Report how many lines include the word "രവർത", and nothing besides that number.

##### Extracted entries

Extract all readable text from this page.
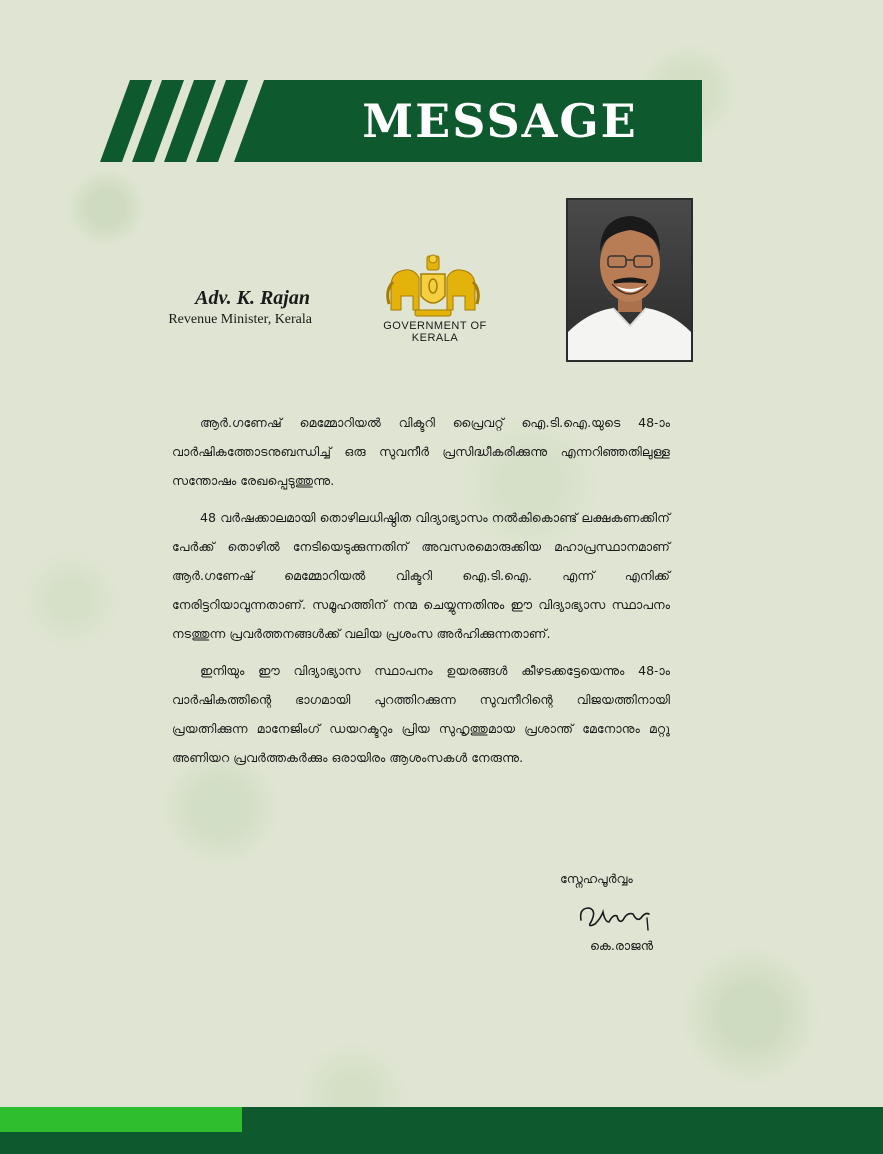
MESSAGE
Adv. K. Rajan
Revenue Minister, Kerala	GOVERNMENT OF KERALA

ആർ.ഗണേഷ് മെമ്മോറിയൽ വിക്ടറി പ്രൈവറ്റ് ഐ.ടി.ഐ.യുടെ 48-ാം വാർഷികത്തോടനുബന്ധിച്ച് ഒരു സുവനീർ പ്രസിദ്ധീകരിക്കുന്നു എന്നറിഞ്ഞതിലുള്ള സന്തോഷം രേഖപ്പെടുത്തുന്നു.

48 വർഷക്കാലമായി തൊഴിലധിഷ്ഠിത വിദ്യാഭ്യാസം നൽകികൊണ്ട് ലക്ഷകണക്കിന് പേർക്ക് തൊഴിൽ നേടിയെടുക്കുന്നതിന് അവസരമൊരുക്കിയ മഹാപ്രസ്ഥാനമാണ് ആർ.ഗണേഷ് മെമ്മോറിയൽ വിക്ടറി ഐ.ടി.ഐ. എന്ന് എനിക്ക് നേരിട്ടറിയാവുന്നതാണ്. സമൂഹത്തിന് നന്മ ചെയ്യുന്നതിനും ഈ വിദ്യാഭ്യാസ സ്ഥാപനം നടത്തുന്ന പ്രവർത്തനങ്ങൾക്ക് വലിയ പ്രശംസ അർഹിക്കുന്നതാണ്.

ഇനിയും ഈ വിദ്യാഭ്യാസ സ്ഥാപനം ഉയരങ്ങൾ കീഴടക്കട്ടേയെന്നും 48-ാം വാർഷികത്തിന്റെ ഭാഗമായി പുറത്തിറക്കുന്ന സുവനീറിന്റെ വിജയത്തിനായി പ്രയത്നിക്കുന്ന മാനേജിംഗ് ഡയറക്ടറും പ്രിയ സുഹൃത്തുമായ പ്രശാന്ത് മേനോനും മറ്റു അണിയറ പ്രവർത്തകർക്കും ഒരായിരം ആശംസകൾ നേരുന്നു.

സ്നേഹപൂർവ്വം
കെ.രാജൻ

##########

## Worked answer:
2